WRITTEN TASK:
Out of the lines in this data, how many include "Terms"? Give the number and nothing else.

Data records

+--

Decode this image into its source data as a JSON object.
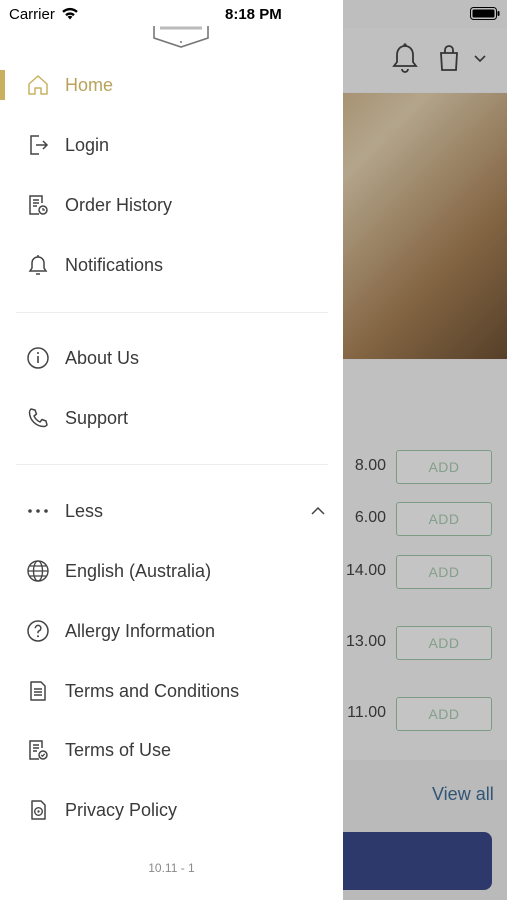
{
  "status_bar": {
    "carrier": "Carrier",
    "time": "8:18 PM"
  },
  "menu": {
    "home": "Home",
    "login": "Login",
    "order_history": "Order History",
    "notifications": "Notifications",
    "about_us": "About Us",
    "support": "Support",
    "less": "Less",
    "language": "English (Australia)",
    "allergy": "Allergy Information",
    "terms_conditions": "Terms and Conditions",
    "terms_use": "Terms of Use",
    "privacy": "Privacy Policy"
  },
  "version": "10.11 - 1",
  "background": {
    "prices": [
      "8.00",
      "6.00",
      "14.00",
      "13.00",
      "11.00"
    ],
    "add_label": "ADD",
    "view_all": "View all"
  },
  "colors": {
    "accent": "#c9b060",
    "add_border": "#9fc9aa",
    "cta": "#3b4a8a",
    "link": "#3e6d96"
  },
  "icons": [
    "wifi-icon",
    "battery-icon",
    "home-icon",
    "login-icon",
    "order-history-icon",
    "bell-icon",
    "info-icon",
    "phone-icon",
    "more-icon",
    "chevron-up-icon",
    "globe-icon",
    "help-icon",
    "document-icon",
    "document-check-icon",
    "privacy-icon",
    "bag-icon",
    "chevron-down-icon"
  ]
}
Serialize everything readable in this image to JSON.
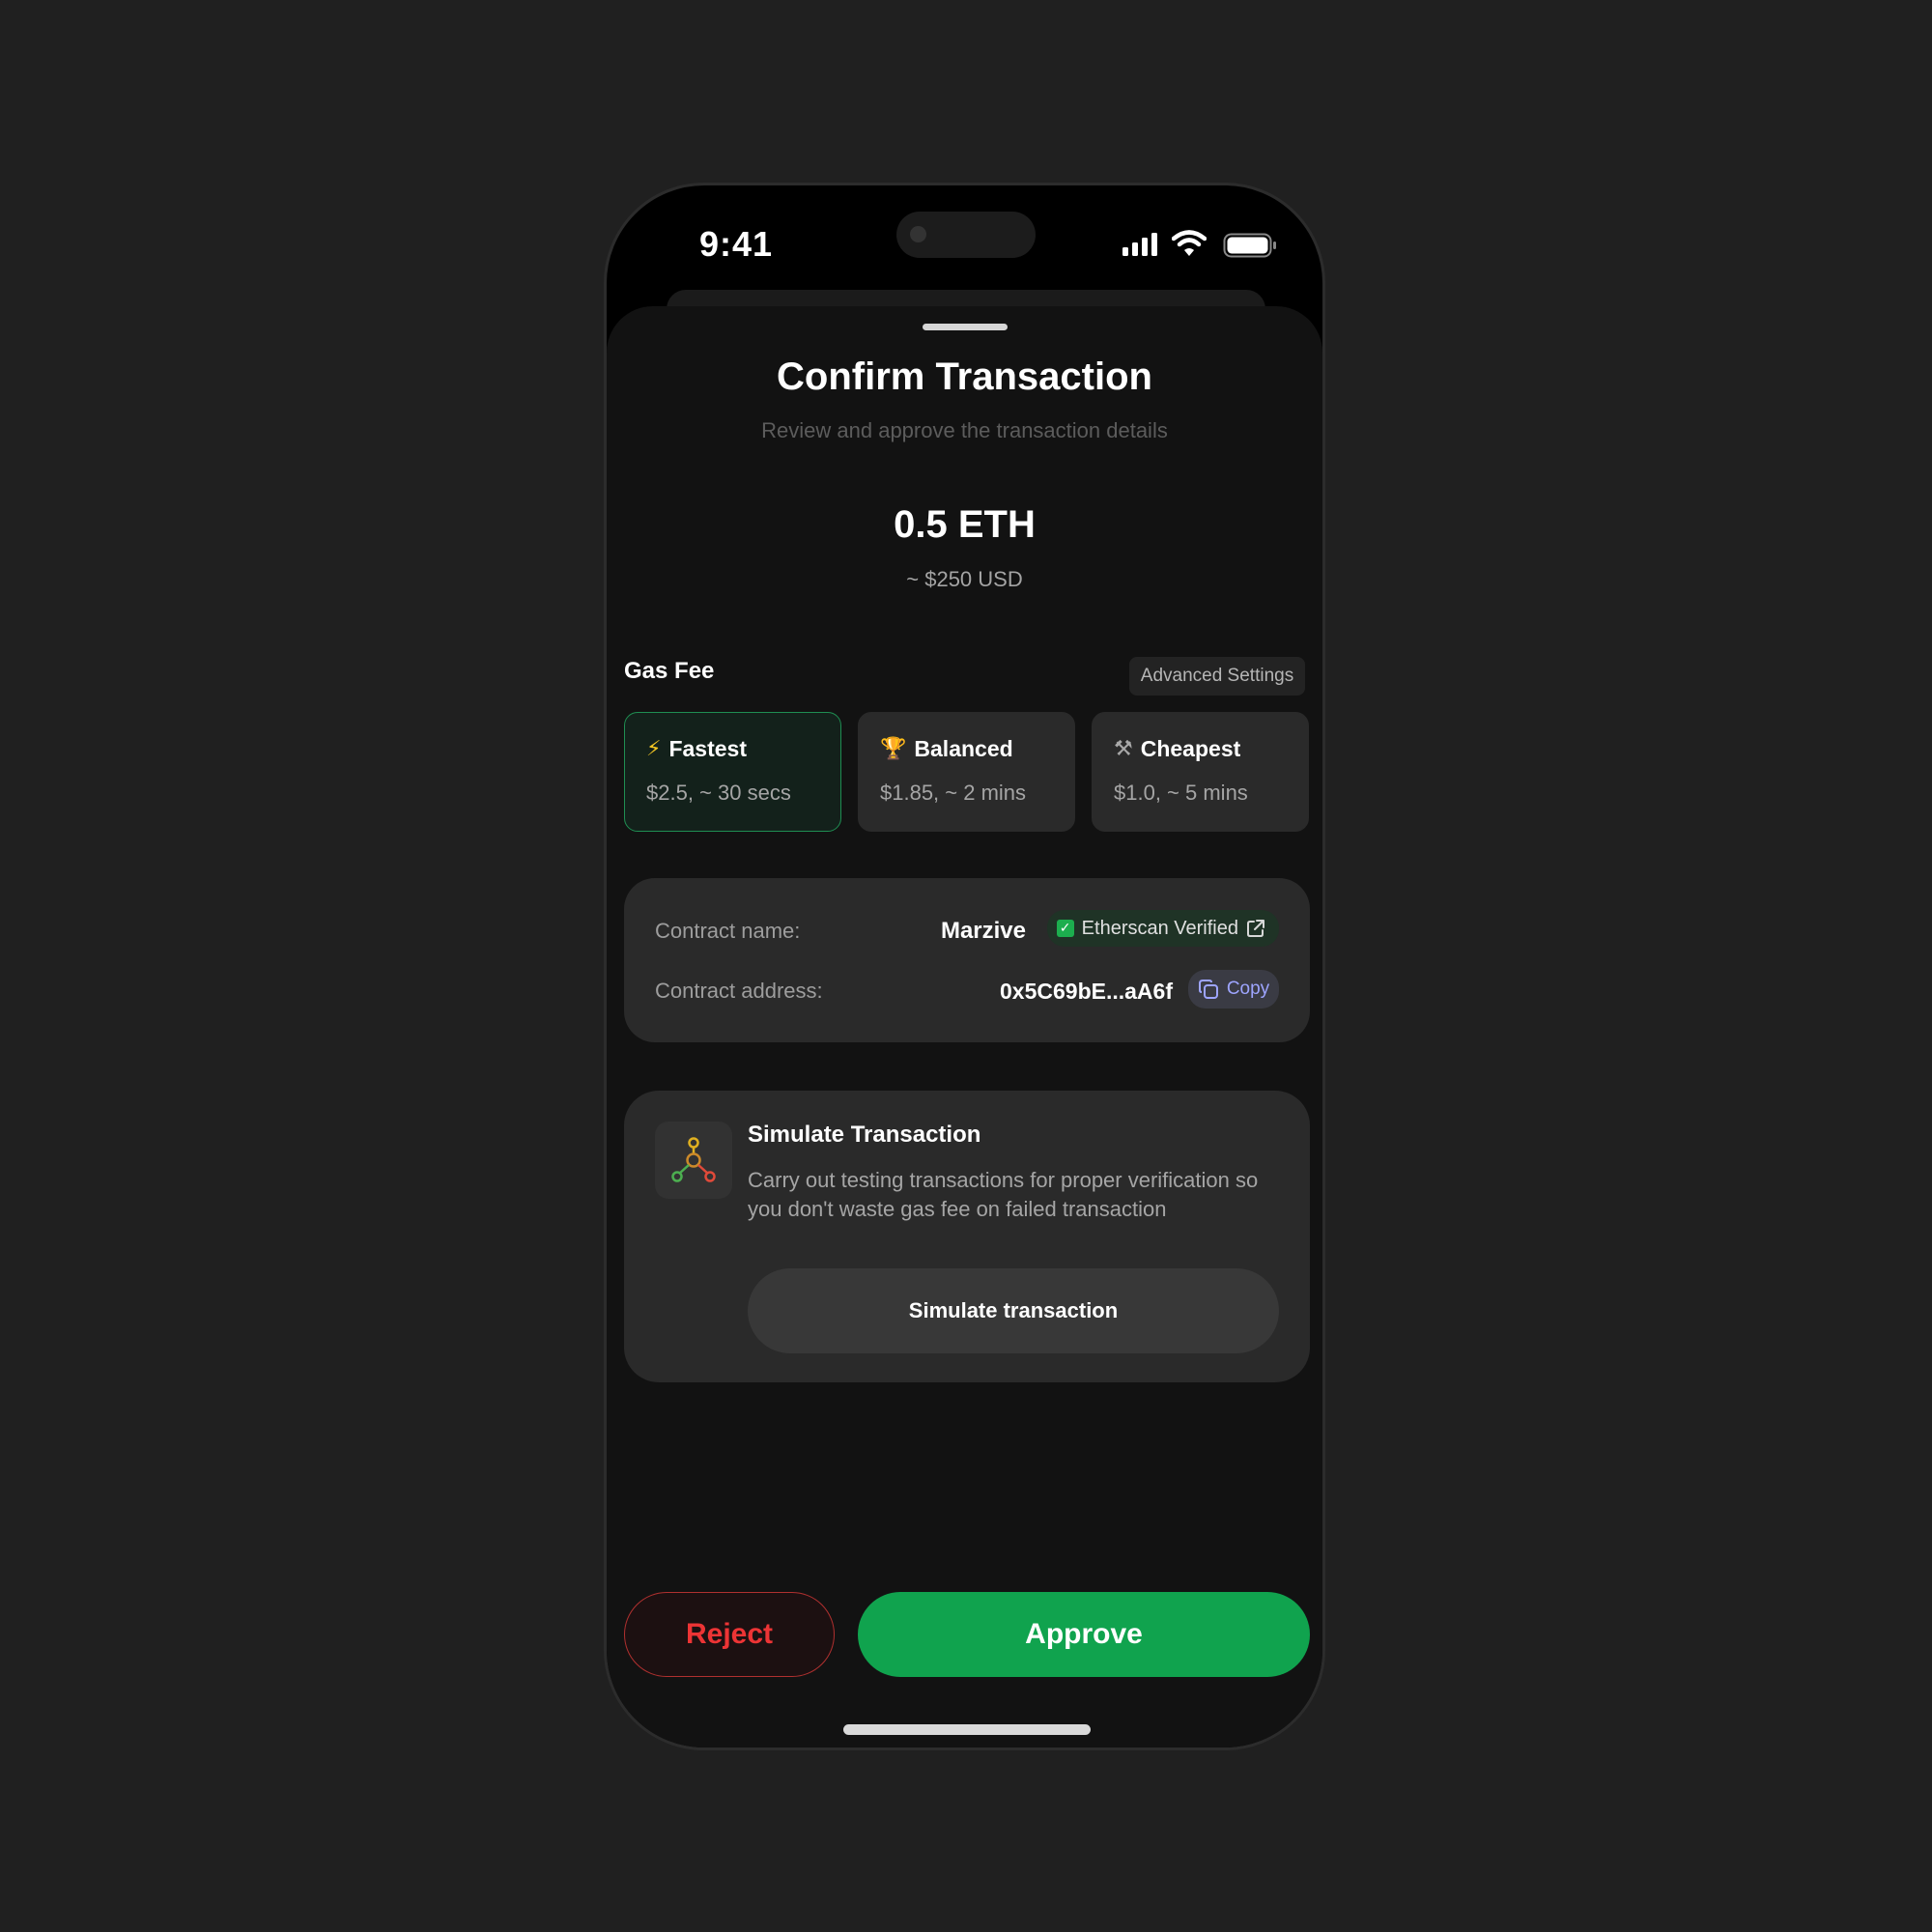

+--

WORKED ANSWER:
2